■ Task: Identify the lines containing the word "Морозова". Copy each one.

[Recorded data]
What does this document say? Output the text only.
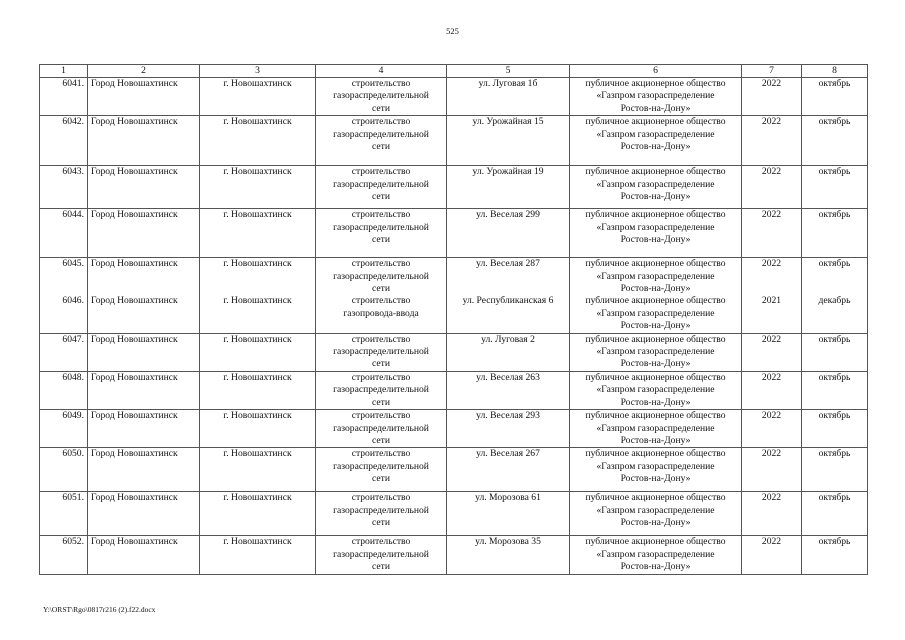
525
1	2	3	4	5	6	7	8
6041.	Город Новошахтинск	г. Новошахтинск	строительство
газораспределительной
сети	ул. Луговая 1б	публичное акционерное общество
«Газпром газораспределение
Ростов-на-Дону»	2022	октябрь
6042.	Город Новошахтинск	г. Новошахтинск	строительство
газораспределительной
сети	ул. Урожайная 15	публичное акционерное общество
«Газпром газораспределение
Ростов-на-Дону»	2022	октябрь
6043.	Город Новошахтинск	г. Новошахтинск	строительство
газораспределительной
сети	ул. Урожайная 19	публичное акционерное общество
«Газпром газораспределение
Ростов-на-Дону»	2022	октябрь
6044.	Город Новошахтинск	г. Новошахтинск	строительство
газораспределительной
сети	ул. Веселая 299	публичное акционерное общество
«Газпром газораспределение
Ростов-на-Дону»	2022	октябрь
6045.	Город Новошахтинск	г. Новошахтинск	строительство
газораспределительной
сети	ул. Веселая 287	публичное акционерное общество
«Газпром газораспределение
Ростов-на-Дону»	2022	октябрь
6046.	Город Новошахтинск	г. Новошахтинск	строительство
газопровода-ввода	ул. Республиканская 6	публичное акционерное общество
«Газпром газораспределение
Ростов-на-Дону»	2021	декабрь
6047.	Город Новошахтинск	г. Новошахтинск	строительство
газораспределительной
сети	ул. Луговая 2	публичное акционерное общество
«Газпром газораспределение
Ростов-на-Дону»	2022	октябрь
6048.	Город Новошахтинск	г. Новошахтинск	строительство
газораспределительной
сети	ул. Веселая 263	публичное акционерное общество
«Газпром газораспределение
Ростов-на-Дону»	2022	октябрь
6049.	Город Новошахтинск	г. Новошахтинск	строительство
газораспределительной
сети	ул. Веселая 293	публичное акционерное общество
«Газпром газораспределение
Ростов-на-Дону»	2022	октябрь
6050.	Город Новошахтинск	г. Новошахтинск	строительство
газораспределительной
сети	ул. Веселая 267	публичное акционерное общество
«Газпром газораспределение
Ростов-на-Дону»	2022	октябрь
6051.	Город Новошахтинск	г. Новошахтинск	строительство
газораспределительной
сети	ул. Морозова 61	публичное акционерное общество
«Газпром газораспределение
Ростов-на-Дону»	2022	октябрь
6052.	Город Новошахтинск	г. Новошахтинск	строительство
газораспределительной
сети	ул. Морозова 35	публичное акционерное общество
«Газпром газораспределение
Ростов-на-Дону»	2022	октябрь
Y:\ORST\Rgo\0817r216 (2).f22.docx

■ Exercise result:
сети	ул. Морозова 61	публичное акционерное общество
сети	ул. Морозова 35	публичное акционерное общество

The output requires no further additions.